* BEGIN *

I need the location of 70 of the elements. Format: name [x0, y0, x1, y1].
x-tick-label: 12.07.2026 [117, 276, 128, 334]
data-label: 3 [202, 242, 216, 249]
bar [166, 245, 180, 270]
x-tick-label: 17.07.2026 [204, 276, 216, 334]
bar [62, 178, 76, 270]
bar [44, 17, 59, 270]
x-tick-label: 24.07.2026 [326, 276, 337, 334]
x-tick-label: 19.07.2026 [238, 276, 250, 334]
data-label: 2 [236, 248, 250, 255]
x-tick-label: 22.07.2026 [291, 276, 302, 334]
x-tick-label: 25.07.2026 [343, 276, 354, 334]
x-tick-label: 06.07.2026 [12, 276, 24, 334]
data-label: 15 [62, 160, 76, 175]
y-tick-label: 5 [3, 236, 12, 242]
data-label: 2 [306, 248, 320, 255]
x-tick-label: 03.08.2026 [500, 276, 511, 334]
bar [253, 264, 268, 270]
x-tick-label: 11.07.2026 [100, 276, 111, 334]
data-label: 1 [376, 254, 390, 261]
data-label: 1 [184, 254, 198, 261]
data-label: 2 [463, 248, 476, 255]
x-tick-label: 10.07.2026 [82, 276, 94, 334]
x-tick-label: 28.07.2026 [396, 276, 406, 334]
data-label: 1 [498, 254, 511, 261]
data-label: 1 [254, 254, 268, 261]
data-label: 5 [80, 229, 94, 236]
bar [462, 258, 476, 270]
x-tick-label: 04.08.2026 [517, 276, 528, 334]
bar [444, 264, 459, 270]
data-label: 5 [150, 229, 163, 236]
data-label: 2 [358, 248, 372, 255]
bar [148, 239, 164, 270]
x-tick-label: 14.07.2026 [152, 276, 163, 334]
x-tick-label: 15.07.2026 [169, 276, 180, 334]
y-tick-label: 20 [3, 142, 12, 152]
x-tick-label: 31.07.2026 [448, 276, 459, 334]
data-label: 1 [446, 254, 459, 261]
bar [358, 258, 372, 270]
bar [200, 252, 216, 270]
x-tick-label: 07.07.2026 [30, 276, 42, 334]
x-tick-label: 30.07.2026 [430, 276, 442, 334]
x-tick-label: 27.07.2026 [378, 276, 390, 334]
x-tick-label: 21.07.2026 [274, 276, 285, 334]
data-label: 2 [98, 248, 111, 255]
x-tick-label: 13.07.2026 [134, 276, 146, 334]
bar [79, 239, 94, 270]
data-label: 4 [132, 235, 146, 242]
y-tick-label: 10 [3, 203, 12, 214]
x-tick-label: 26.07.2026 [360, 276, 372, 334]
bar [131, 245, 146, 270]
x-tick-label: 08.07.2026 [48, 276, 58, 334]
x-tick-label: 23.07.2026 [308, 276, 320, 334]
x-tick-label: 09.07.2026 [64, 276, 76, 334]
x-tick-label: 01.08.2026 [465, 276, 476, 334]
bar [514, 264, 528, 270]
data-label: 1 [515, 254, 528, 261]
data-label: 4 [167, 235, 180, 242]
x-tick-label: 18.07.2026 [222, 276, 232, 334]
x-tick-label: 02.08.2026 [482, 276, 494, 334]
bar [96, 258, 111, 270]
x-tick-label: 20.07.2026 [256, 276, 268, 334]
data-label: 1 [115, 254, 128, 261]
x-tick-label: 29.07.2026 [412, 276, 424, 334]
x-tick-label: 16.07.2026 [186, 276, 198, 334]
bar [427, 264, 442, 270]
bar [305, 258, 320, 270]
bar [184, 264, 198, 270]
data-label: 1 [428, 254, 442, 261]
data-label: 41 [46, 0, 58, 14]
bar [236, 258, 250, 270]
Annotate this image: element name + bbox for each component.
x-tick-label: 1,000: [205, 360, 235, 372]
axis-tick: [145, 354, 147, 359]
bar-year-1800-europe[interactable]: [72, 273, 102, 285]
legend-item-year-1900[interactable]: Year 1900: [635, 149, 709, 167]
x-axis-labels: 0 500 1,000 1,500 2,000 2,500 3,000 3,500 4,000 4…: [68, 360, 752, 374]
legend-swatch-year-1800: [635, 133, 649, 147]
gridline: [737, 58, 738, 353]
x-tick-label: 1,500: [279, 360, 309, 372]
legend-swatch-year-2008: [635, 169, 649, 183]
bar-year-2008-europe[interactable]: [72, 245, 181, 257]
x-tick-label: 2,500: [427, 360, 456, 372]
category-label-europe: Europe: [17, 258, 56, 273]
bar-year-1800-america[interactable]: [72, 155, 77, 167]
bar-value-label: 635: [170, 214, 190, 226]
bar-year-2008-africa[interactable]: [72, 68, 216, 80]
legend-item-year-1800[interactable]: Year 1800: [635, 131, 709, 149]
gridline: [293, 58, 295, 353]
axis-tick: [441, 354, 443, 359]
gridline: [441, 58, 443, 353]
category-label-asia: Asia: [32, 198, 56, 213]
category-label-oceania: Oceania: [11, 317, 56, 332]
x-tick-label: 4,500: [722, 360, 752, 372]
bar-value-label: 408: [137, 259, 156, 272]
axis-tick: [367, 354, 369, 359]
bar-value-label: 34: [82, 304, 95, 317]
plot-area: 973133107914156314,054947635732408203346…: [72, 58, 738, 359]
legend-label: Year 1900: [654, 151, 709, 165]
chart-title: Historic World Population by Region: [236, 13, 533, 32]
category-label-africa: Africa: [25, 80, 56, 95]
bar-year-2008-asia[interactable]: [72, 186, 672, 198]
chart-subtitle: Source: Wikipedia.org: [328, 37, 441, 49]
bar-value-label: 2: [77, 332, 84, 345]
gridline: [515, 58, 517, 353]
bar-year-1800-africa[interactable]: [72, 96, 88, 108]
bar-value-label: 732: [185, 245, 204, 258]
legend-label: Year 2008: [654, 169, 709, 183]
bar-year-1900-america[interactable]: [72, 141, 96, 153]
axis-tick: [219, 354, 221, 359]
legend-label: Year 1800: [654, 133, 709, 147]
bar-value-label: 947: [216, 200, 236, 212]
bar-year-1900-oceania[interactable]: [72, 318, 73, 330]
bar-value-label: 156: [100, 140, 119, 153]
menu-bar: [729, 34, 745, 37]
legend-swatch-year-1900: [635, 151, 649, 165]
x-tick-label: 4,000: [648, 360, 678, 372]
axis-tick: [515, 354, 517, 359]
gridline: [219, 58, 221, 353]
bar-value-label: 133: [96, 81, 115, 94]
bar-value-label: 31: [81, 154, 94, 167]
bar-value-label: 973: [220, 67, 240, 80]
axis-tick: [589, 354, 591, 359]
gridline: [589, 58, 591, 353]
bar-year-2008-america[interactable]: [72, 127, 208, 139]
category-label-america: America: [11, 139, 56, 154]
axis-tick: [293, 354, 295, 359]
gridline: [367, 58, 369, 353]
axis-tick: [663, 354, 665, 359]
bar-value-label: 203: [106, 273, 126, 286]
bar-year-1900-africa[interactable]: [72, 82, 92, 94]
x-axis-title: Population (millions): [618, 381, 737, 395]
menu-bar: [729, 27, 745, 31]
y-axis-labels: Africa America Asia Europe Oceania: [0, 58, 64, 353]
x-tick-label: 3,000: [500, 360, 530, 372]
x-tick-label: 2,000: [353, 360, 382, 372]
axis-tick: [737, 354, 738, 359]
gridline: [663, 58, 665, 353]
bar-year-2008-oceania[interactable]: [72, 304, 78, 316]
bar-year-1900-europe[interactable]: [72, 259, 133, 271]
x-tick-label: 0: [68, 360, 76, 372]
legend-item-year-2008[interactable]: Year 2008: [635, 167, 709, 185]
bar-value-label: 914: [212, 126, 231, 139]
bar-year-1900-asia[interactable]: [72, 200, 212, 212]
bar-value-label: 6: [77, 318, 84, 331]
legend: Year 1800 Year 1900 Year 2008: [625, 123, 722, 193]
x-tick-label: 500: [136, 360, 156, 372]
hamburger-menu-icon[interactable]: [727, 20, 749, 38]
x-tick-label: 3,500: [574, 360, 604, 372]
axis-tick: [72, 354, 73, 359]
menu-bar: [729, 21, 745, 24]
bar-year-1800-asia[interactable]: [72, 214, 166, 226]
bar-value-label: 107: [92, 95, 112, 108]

* END *

TASK TO CARRY OUT
In the records from the first line through the line containing "x-tick-label: 25.07.2026 [343, 276, 354, 334]", inclusive, replace every "data-label" with "value-label" and leave everything else unchanged. Return only those lines.

FINISHED EXERCISE
I need the location of 70 of the elements. Format: name [x0, y0, x1, y1].
x-tick-label: 12.07.2026 [117, 276, 128, 334]
value-label: 3 [202, 242, 216, 249]
bar [166, 245, 180, 270]
x-tick-label: 17.07.2026 [204, 276, 216, 334]
bar [62, 178, 76, 270]
bar [44, 17, 59, 270]
x-tick-label: 24.07.2026 [326, 276, 337, 334]
x-tick-label: 19.07.2026 [238, 276, 250, 334]
value-label: 2 [236, 248, 250, 255]
x-tick-label: 22.07.2026 [291, 276, 302, 334]
x-tick-label: 25.07.2026 [343, 276, 354, 334]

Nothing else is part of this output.